__Dataset rows__
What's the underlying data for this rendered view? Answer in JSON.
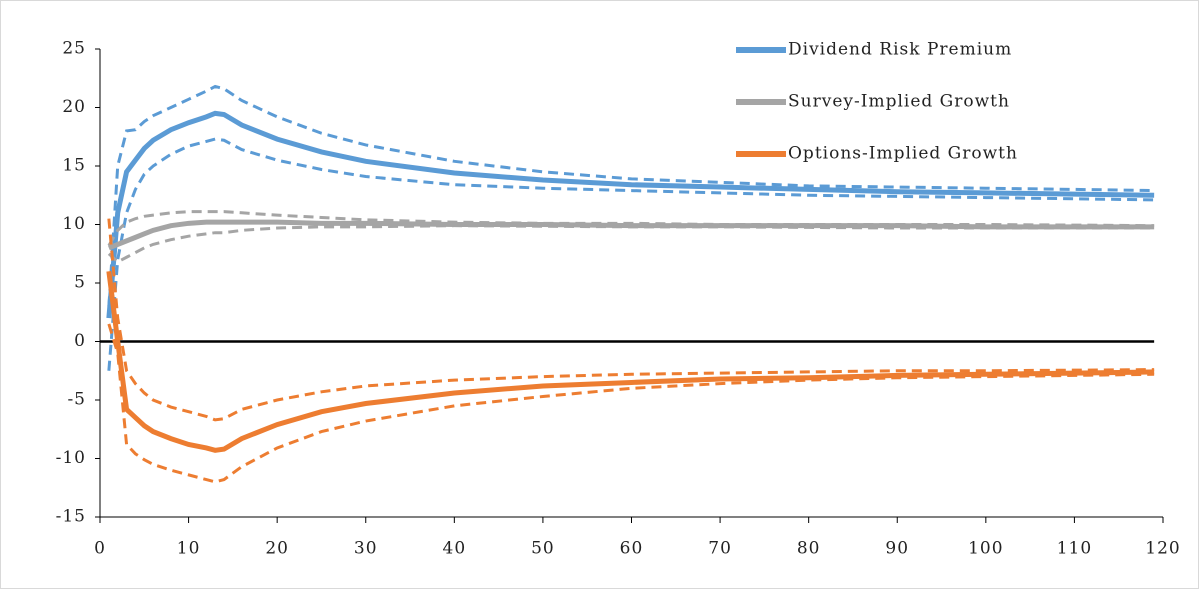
{
  "chart_data": {
    "type": "line",
    "x": [
      1,
      2,
      3,
      4,
      5,
      6,
      8,
      10,
      12,
      13,
      14,
      16,
      20,
      25,
      30,
      40,
      50,
      60,
      70,
      80,
      90,
      100,
      110,
      119
    ],
    "series": [
      {
        "name": "Dividend Risk Premium",
        "color": "#5b9bd5",
        "values": [
          2,
          11,
          14.5,
          15.5,
          16.5,
          17.2,
          18.1,
          18.7,
          19.2,
          19.5,
          19.4,
          18.5,
          17.3,
          16.2,
          15.4,
          14.4,
          13.8,
          13.4,
          13.2,
          13.0,
          12.8,
          12.7,
          12.6,
          12.5
        ],
        "upper": [
          3,
          15,
          18,
          18.1,
          18.8,
          19.3,
          20.0,
          20.7,
          21.4,
          21.8,
          21.6,
          20.6,
          19.2,
          17.8,
          16.8,
          15.4,
          14.5,
          13.9,
          13.6,
          13.3,
          13.2,
          13.1,
          13.0,
          12.9
        ],
        "lower": [
          -2.5,
          7,
          11,
          13,
          14.3,
          15,
          16,
          16.7,
          17.1,
          17.3,
          17.2,
          16.4,
          15.5,
          14.7,
          14.1,
          13.4,
          13.1,
          12.9,
          12.7,
          12.5,
          12.4,
          12.3,
          12.2,
          12.1
        ]
      },
      {
        "name": "Survey-Implied Growth",
        "color": "#a5a5a5",
        "values": [
          8,
          8.3,
          8.6,
          8.9,
          9.2,
          9.5,
          9.9,
          10.1,
          10.2,
          10.2,
          10.2,
          10.2,
          10.2,
          10.1,
          10.1,
          10.0,
          10.0,
          9.9,
          9.9,
          9.9,
          9.9,
          9.8,
          9.8,
          9.8
        ],
        "upper": [
          8.2,
          9.5,
          10.2,
          10.5,
          10.7,
          10.8,
          11,
          11.1,
          11.1,
          11.1,
          11.1,
          11,
          10.8,
          10.6,
          10.4,
          10.2,
          10.1,
          10.1,
          10,
          10,
          10,
          10,
          9.95,
          9.9
        ],
        "lower": [
          7.5,
          6.8,
          7.2,
          7.6,
          8,
          8.3,
          8.7,
          9,
          9.2,
          9.3,
          9.3,
          9.5,
          9.7,
          9.8,
          9.8,
          9.9,
          9.85,
          9.8,
          9.8,
          9.75,
          9.7,
          9.7,
          9.7,
          9.7
        ]
      },
      {
        "name": "Options-Implied Growth",
        "color": "#ed7d31",
        "values": [
          6,
          0,
          -5.8,
          -6.5,
          -7.2,
          -7.7,
          -8.3,
          -8.8,
          -9.1,
          -9.3,
          -9.2,
          -8.3,
          -7.1,
          -6,
          -5.3,
          -4.4,
          -3.8,
          -3.5,
          -3.2,
          -3.1,
          -2.9,
          -2.8,
          -2.7,
          -2.6
        ],
        "upper": [
          10.5,
          2,
          -2.5,
          -3.6,
          -4.4,
          -5,
          -5.6,
          -6,
          -6.4,
          -6.7,
          -6.6,
          -5.8,
          -5,
          -4.3,
          -3.8,
          -3.3,
          -3,
          -2.8,
          -2.7,
          -2.6,
          -2.5,
          -2.5,
          -2.45,
          -2.4
        ],
        "lower": [
          1.5,
          -1,
          -8.8,
          -9.6,
          -10.1,
          -10.5,
          -11,
          -11.4,
          -11.8,
          -12,
          -11.8,
          -10.7,
          -9.1,
          -7.7,
          -6.8,
          -5.5,
          -4.7,
          -4,
          -3.6,
          -3.3,
          -3.1,
          -3,
          -2.9,
          -2.8
        ]
      }
    ],
    "xlim": [
      0,
      120
    ],
    "xticks": [
      0,
      10,
      20,
      30,
      40,
      50,
      60,
      70,
      80,
      90,
      100,
      110,
      120
    ],
    "ylim": [
      -15,
      25
    ],
    "yticks": [
      -15,
      -10,
      -5,
      0,
      5,
      10,
      15,
      20,
      25
    ],
    "legend": "top-right"
  }
}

__Exercise brief__
Without including the pictures, reproduce all entries exactly.

__Result of the task__
What's the underlying data for this rendered view? Answer in JSON.
{
  "chart_data": {
    "type": "line",
    "x": [
      1,
      2,
      3,
      4,
      5,
      6,
      8,
      10,
      12,
      13,
      14,
      16,
      20,
      25,
      30,
      40,
      50,
      60,
      70,
      80,
      90,
      100,
      110,
      119
    ],
    "series": [
      {
        "name": "Dividend Risk Premium",
        "color": "#5b9bd5",
        "values": [
          2,
          11,
          14.5,
          15.5,
          16.5,
          17.2,
          18.1,
          18.7,
          19.2,
          19.5,
          19.4,
          18.5,
          17.3,
          16.2,
          15.4,
          14.4,
          13.8,
          13.4,
          13.2,
          13.0,
          12.8,
          12.7,
          12.6,
          12.5
        ],
        "upper": [
          3,
          15,
          18,
          18.1,
          18.8,
          19.3,
          20.0,
          20.7,
          21.4,
          21.8,
          21.6,
          20.6,
          19.2,
          17.8,
          16.8,
          15.4,
          14.5,
          13.9,
          13.6,
          13.3,
          13.2,
          13.1,
          13.0,
          12.9
        ],
        "lower": [
          -2.5,
          7,
          11,
          13,
          14.3,
          15,
          16,
          16.7,
          17.1,
          17.3,
          17.2,
          16.4,
          15.5,
          14.7,
          14.1,
          13.4,
          13.1,
          12.9,
          12.7,
          12.5,
          12.4,
          12.3,
          12.2,
          12.1
        ]
      },
      {
        "name": "Survey-Implied Growth",
        "color": "#a5a5a5",
        "values": [
          8,
          8.3,
          8.6,
          8.9,
          9.2,
          9.5,
          9.9,
          10.1,
          10.2,
          10.2,
          10.2,
          10.2,
          10.2,
          10.1,
          10.1,
          10.0,
          10.0,
          9.9,
          9.9,
          9.9,
          9.9,
          9.8,
          9.8,
          9.8
        ],
        "upper": [
          8.2,
          9.5,
          10.2,
          10.5,
          10.7,
          10.8,
          11,
          11.1,
          11.1,
          11.1,
          11.1,
          11,
          10.8,
          10.6,
          10.4,
          10.2,
          10.1,
          10.1,
          10,
          10,
          10,
          10,
          9.95,
          9.9
        ],
        "lower": [
          7.5,
          6.8,
          7.2,
          7.6,
          8,
          8.3,
          8.7,
          9,
          9.2,
          9.3,
          9.3,
          9.5,
          9.7,
          9.8,
          9.8,
          9.9,
          9.85,
          9.8,
          9.8,
          9.75,
          9.7,
          9.7,
          9.7,
          9.7
        ]
      },
      {
        "name": "Options-Implied Growth",
        "color": "#ed7d31",
        "values": [
          6,
          0,
          -5.8,
          -6.5,
          -7.2,
          -7.7,
          -8.3,
          -8.8,
          -9.1,
          -9.3,
          -9.2,
          -8.3,
          -7.1,
          -6,
          -5.3,
          -4.4,
          -3.8,
          -3.5,
          -3.2,
          -3.1,
          -2.9,
          -2.8,
          -2.7,
          -2.6
        ],
        "upper": [
          10.5,
          2,
          -2.5,
          -3.6,
          -4.4,
          -5,
          -5.6,
          -6,
          -6.4,
          -6.7,
          -6.6,
          -5.8,
          -5,
          -4.3,
          -3.8,
          -3.3,
          -3,
          -2.8,
          -2.7,
          -2.6,
          -2.5,
          -2.5,
          -2.45,
          -2.4
        ],
        "lower": [
          1.5,
          -1,
          -8.8,
          -9.6,
          -10.1,
          -10.5,
          -11,
          -11.4,
          -11.8,
          -12,
          -11.8,
          -10.7,
          -9.1,
          -7.7,
          -6.8,
          -5.5,
          -4.7,
          -4,
          -3.6,
          -3.3,
          -3.1,
          -3,
          -2.9,
          -2.8
        ]
      }
    ],
    "xlim": [
      0,
      120
    ],
    "xticks": [
      0,
      10,
      20,
      30,
      40,
      50,
      60,
      70,
      80,
      90,
      100,
      110,
      120
    ],
    "ylim": [
      -15,
      25
    ],
    "yticks": [
      -15,
      -10,
      -5,
      0,
      5,
      10,
      15,
      20,
      25
    ],
    "legend": "top-right"
  }
}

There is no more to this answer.